*EXERCISE TASK*
Images excluded, repeat each entry below exactly.

*TASK INPUT*
- - -

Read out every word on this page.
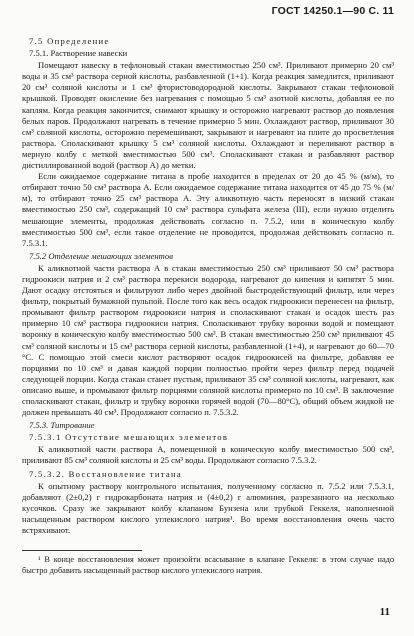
ГОСТ 14250.1—90 С. 11

7.5 Определение

7.5.1. Растворение навески

Помещают навеску в тефлоновый стакан вместимостью 250 см³. Приливают примерно 20 см³ воды и 35 см³ раствора серной кислоты, разбавленной (1+1). Когда реакция замедлится, приливают 20 см³ соляной кислоты и 1 см³ фтористоводородной кислоты. Закрывают стакан тефлоновой крышкой. Проводят окисление без нагревания с помощью 5 см³ азотной кислоты, добавляя ее по каплям. Когда реакция закончится, снимают крышку и осторожно нагревают раствор до появления белых паров. Продолжают нагревать в течение примерно 5 мин. Охлаждают раствор, приливают 30 см³ соляной кислоты, осторожно перемешивают, закрывают и нагревают на плите до просветления раствора. Споласкивают крышку 5 см³ соляной кислоты. Охлаждают и переливают раствор в мерную колбу с меткой вместимостью 500 см³. Споласкивают стакан и разбавляют раствор дистиллированной водой (раствор А) до метки.

Если ожидаемое содержание титана в пробе находится в пределах от 20 до 45 % (м/м), то отбирают точно 50 см³ раствора А. Если ожидаемое содержание титана находится от 45 до 75 % (м/м), то отбирают точно 25 см³ раствора А. Эту аликвотную часть переносят в низкий стакан вместимостью 250 см³, содержащий 10 см³ раствора сульфата железа (III), если нужно отделить мешающие элементы, продолжая действовать согласно п. 7.5.2, или в коническую колбу вместимостью 500 см³, если такое отделение не проводится, продолжая действовать согласно п. 7.5.3.1.

7.5.2 Отделение мешающих элементов

К аликвотной части раствора А в стакан вместимостью 250 см³ приливают 50 см³ раствора гидроокиси натрия и 2 см³ раствора перекиси водорода, нагревают до кипения и кипятят 5 мин. Дают осадку отстояться и фильтруют либо через двойной быстродействующий фильтр, или через фильтр, покрытый бумажной пульпой. После того как весь осадок гидроокиси перенесен на фильтр, промывают фильтр раствором гидроокиси натрия и споласкивают стакан и осадок шесть раз примерно 10 см³ раствора гидроокиси натрия. Споласкивают трубку воронки водой и помещают воронку в коническую колбу вместимостью 500 см³. В стакан вместимостью 250 см³ приливают 45 см³ соляной кислоты и 15 см³ раствора серной кислоты, разбавленной (1+4), и нагревают до 60—70 °С. С помощью этой смеси кислот растворяют осадок гидроокисей на фильтре, добавляя ее порциями по 10 см³ и давая каждой порции полностью пройти через фильтр перед подачей следующей порции. Когда стакан станет пустым, приливают 35 см³ соляной кислоты, нагревают, как описано выше, и промывают фильтр порциями соляной кислоты примерно по 10 см³. В заключение споласкивают стакан, фильтр и трубку воронки горячей водой (70—80°С), общий объем жидкой не должен превышать 40 см³. Продолжают согласно п. 7.5.3.2.

7.5.3. Титрование

7.5.3.1 Отсутствие мешающих элементов

К аликвотной части раствора А, помещенной в коническую колбу вместимостью 500 см³, приливают 85 см³ соляной кислоты и 25 см³ воды. Продолжают согласно 7.5.3.2.

7.5.3.2. Восстановление титана

К опытному раствору контрольного испытания, полученному согласно п. 7.5.2 или 7.5.3.1, добавляют (2±0,2) г гидрокарбоната натрия и (4±0,2) г алюминия, разрезанного на несколько кусочков. Сразу же закрывают колбу клапаном Бунзена или трубкой Геккеля, наполненной насыщенным раствором кислого углекислого натрия¹. Во время восстановления очень часто встряхивают.

¹ В конце восстановления может произойти всасывание в клапане Геккеля: в этом случае надо быстро добавить насыщенный раствор кислого углекислого натрия.

11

- - -

*RESULT BELOW*
Read out every word on this page.
ГОСТ 14250.1—90 С. 11

7.5 Определение

7.5.1. Растворение навески

Помещают навеску в тефлоновый стакан вместимостью 250 см³. Приливают примерно 20 см³ воды и 35 см³ раствора серной кислоты, разбавленной (1+1). Когда реакция замедлится, приливают 20 см³ соляной кислоты и 1 см³ фтористоводородной кислоты. Закрывают стакан тефлоновой крышкой. Проводят окисление без нагревания с помощью 5 см³ азотной кислоты, добавляя ее по каплям. Когда реакция закончится, снимают крышку и осторожно нагревают раствор до появления белых паров. Продолжают нагревать в течение примерно 5 мин. Охлаждают раствор, приливают 30 см³ соляной кислоты, осторожно перемешивают, закрывают и нагревают на плите до просветления раствора. Споласкивают крышку 5 см³ соляной кислоты. Охлаждают и переливают раствор в мерную колбу с меткой вместимостью 500 см³. Споласкивают стакан и разбавляют раствор дистиллированной водой (раствор А) до метки.

Если ожидаемое содержание титана в пробе находится в пределах от 20 до 45 % (м/м), то отбирают точно 50 см³ раствора А. Если ожидаемое содержание титана находится от 45 до 75 % (м/м), то отбирают точно 25 см³ раствора А. Эту аликвотную часть переносят в низкий стакан вместимостью 250 см³, содержащий 10 см³ раствора сульфата железа (III), если нужно отделить мешающие элементы, продолжая действовать согласно п. 7.5.2, или в коническую колбу вместимостью 500 см³, если такое отделение не проводится, продолжая действовать согласно п. 7.5.3.1.

7.5.2 Отделение мешающих элементов

К аликвотной части раствора А в стакан вместимостью 250 см³ приливают 50 см³ раствора гидроокиси натрия и 2 см³ раствора перекиси водорода, нагревают до кипения и кипятят 5 мин. Дают осадку отстояться и фильтруют либо через двойной быстродействующий фильтр, или через фильтр, покрытый бумажной пульпой. После того как весь осадок гидроокиси перенесен на фильтр, промывают фильтр раствором гидроокиси натрия и споласкивают стакан и осадок шесть раз примерно 10 см³ раствора гидроокиси натрия. Споласкивают трубку воронки водой и помещают воронку в коническую колбу вместимостью 500 см³. В стакан вместимостью 250 см³ приливают 45 см³ соляной кислоты и 15 см³ раствора серной кислоты, разбавленной (1+4), и нагревают до 60—70 °С. С помощью этой смеси кислот растворяют осадок гидроокисей на фильтре, добавляя ее порциями по 10 см³ и давая каждой порции полностью пройти через фильтр перед подачей следующей порции. Когда стакан станет пустым, приливают 35 см³ соляной кислоты, нагревают, как описано выше, и промывают фильтр порциями соляной кислоты примерно по 10 см³. В заключение споласкивают стакан, фильтр и трубку воронки горячей водой (70—80°С), общий объем жидкой не должен превышать 40 см³. Продолжают согласно п. 7.5.3.2.

7.5.3. Титрование

7.5.3.1 Отсутствие мешающих элементов

К аликвотной части раствора А, помещенной в коническую колбу вместимостью 500 см³, приливают 85 см³ соляной кислоты и 25 см³ воды. Продолжают согласно 7.5.3.2.

7.5.3.2. Восстановление титана

К опытному раствору контрольного испытания, полученному согласно п. 7.5.2 или 7.5.3.1, добавляют (2±0,2) г гидрокарбоната натрия и (4±0,2) г алюминия, разрезанного на несколько кусочков. Сразу же закрывают колбу клапаном Бунзена или трубкой Геккеля, наполненной насыщенным раствором кислого углекислого натрия¹. Во время восстановления очень часто встряхивают.

¹ В конце восстановления может произойти всасывание в клапане Геккеля: в этом случае надо быстро добавить насыщенный раствор кислого углекислого натрия.

11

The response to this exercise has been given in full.